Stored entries
** BEGIN **

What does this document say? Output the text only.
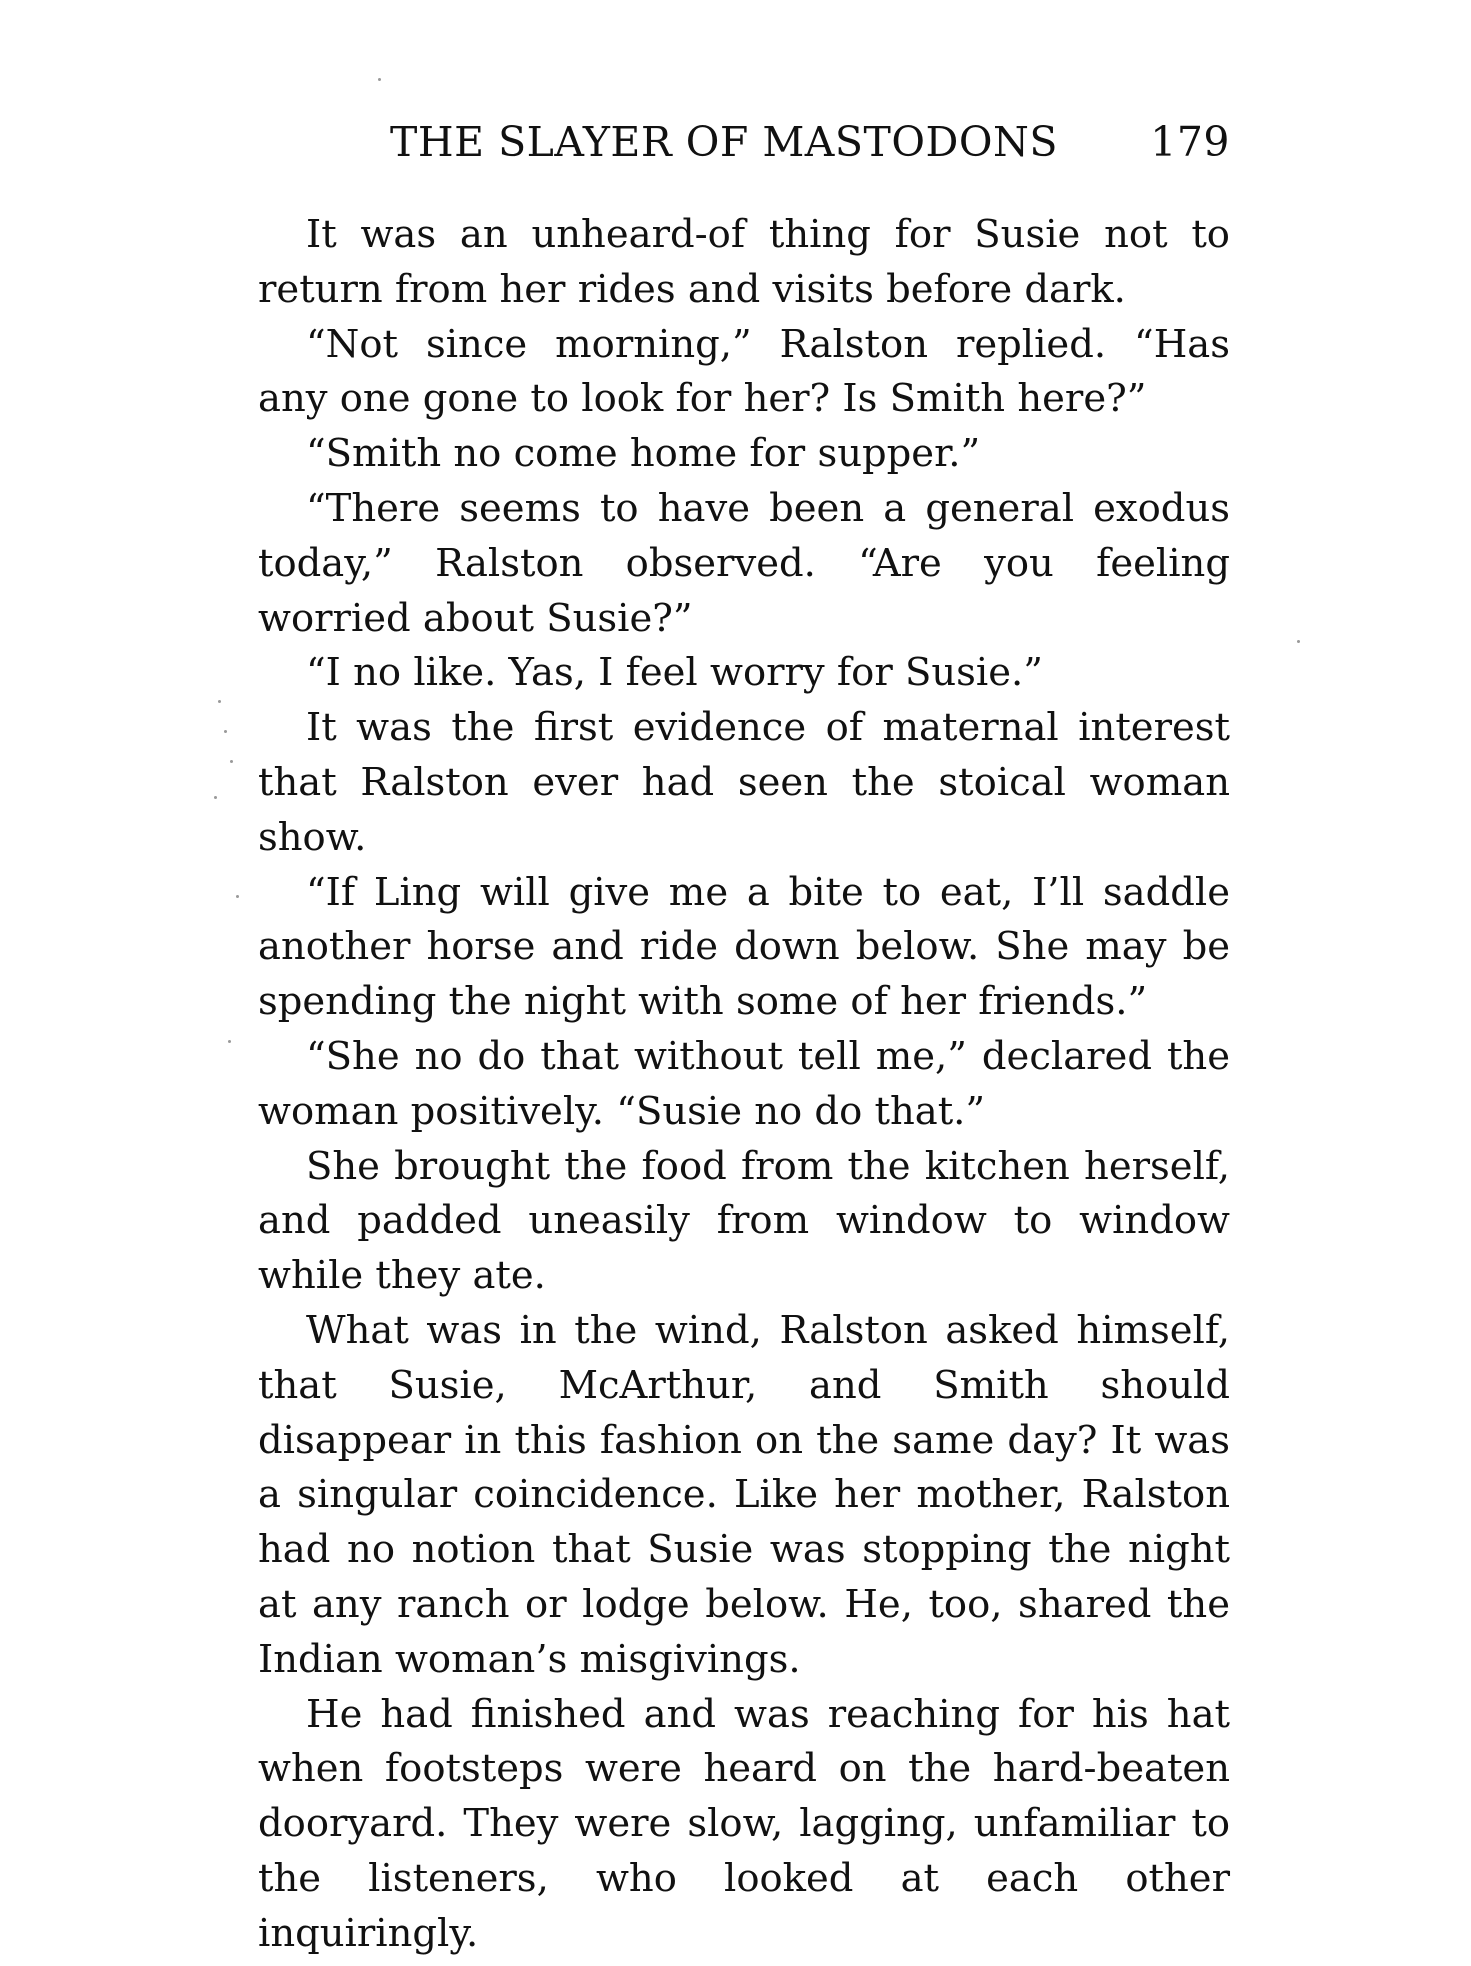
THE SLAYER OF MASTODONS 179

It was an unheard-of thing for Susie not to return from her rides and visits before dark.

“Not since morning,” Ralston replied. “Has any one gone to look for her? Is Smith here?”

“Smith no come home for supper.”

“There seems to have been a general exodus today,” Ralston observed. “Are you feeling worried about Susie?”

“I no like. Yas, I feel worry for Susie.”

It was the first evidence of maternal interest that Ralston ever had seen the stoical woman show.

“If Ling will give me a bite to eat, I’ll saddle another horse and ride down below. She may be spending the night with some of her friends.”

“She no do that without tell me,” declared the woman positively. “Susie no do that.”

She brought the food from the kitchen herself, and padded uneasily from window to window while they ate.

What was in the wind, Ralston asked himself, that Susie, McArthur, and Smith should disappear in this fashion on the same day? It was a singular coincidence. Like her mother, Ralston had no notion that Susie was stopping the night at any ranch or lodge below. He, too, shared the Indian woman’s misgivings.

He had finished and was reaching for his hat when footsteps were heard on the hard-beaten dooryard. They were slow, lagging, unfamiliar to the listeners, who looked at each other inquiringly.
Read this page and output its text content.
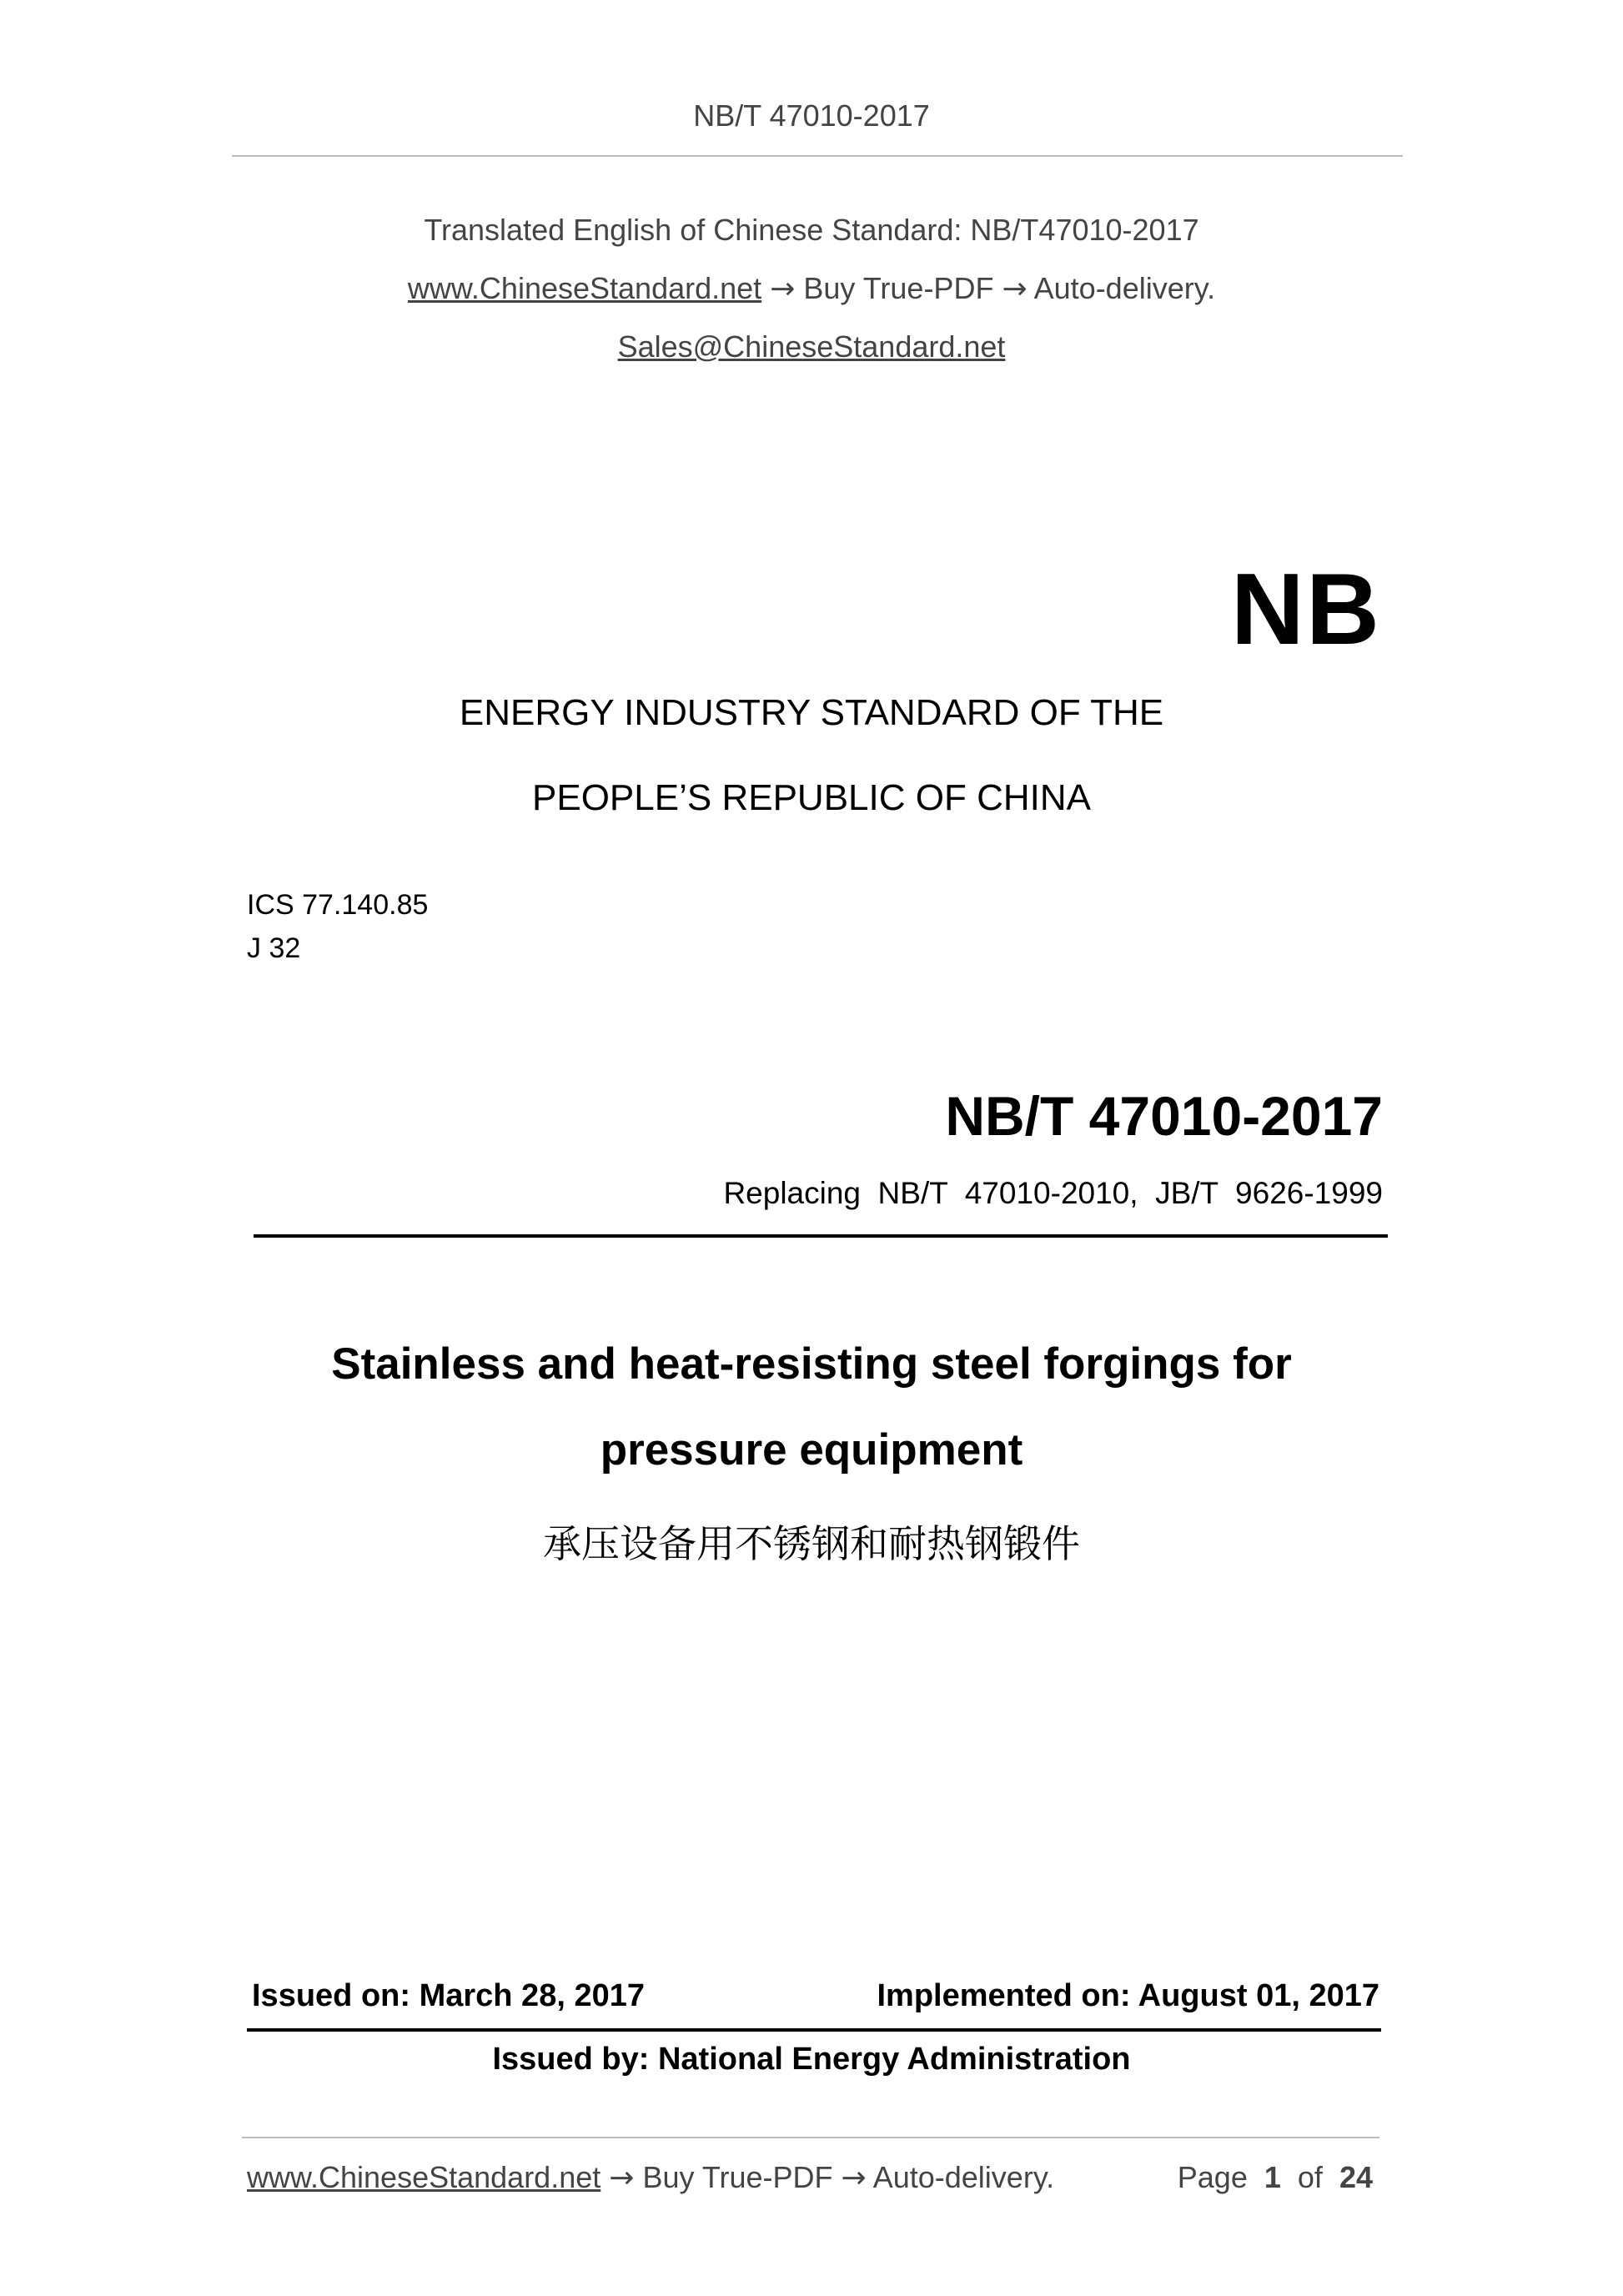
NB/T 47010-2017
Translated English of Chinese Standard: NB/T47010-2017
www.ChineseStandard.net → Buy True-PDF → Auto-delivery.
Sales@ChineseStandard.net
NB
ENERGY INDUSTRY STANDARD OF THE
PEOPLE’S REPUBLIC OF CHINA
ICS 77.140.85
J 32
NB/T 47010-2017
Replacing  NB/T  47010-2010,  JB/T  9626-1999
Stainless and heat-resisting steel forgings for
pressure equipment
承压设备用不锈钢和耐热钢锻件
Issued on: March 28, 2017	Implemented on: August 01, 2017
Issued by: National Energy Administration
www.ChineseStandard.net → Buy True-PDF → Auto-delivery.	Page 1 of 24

** END **

Task to complete: Go through the material above and print all of it exactly, except the pictures.

Task result:
What does this document say? Output the text only.
THE SLAYER OF MASTODONS 179

It was an unheard-of thing for Susie not to return from her rides and visits before dark.

“Not since morning,” Ralston replied. “Has any one gone to look for her? Is Smith here?”

“Smith no come home for supper.”

“There seems to have been a general exodus today,” Ralston observed. “Are you feeling worried about Susie?”

“I no like. Yas, I feel worry for Susie.”

It was the first evidence of maternal interest that Ralston ever had seen the stoical woman show.

“If Ling will give me a bite to eat, I’ll saddle another horse and ride down below. She may be spending the night with some of her friends.”

“She no do that without tell me,” declared the woman positively. “Susie no do that.”

She brought the food from the kitchen herself, and padded uneasily from window to window while they ate.

What was in the wind, Ralston asked himself, that Susie, McArthur, and Smith should disappear in this fashion on the same day? It was a singular coincidence. Like her mother, Ralston had no notion that Susie was stopping the night at any ranch or lodge below. He, too, shared the Indian woman’s misgivings.

He had finished and was reaching for his hat when footsteps were heard on the hard-beaten dooryard. They were slow, lagging, unfamiliar to the listeners, who looked at each other inquiringly.
Read this page and output its text content.
NB/T 47010-2017
Translated English of Chinese Standard: NB/T47010-2017
www.ChineseStandard.net → Buy True-PDF → Auto-delivery.
Sales@ChineseStandard.net
NB
ENERGY INDUSTRY STANDARD OF THE
PEOPLE’S REPUBLIC OF CHINA
ICS 77.140.85
J 32
NB/T 47010-2017
Replacing  NB/T  47010-2010,  JB/T  9626-1999
Stainless and heat-resisting steel forgings for
pressure equipment
承压设备用不锈钢和耐热钢锻件
Issued on: March 28, 2017	Implemented on: August 01, 2017
Issued by: National Energy Administration
www.ChineseStandard.net → Buy True-PDF → Auto-delivery.	Page 1 of 24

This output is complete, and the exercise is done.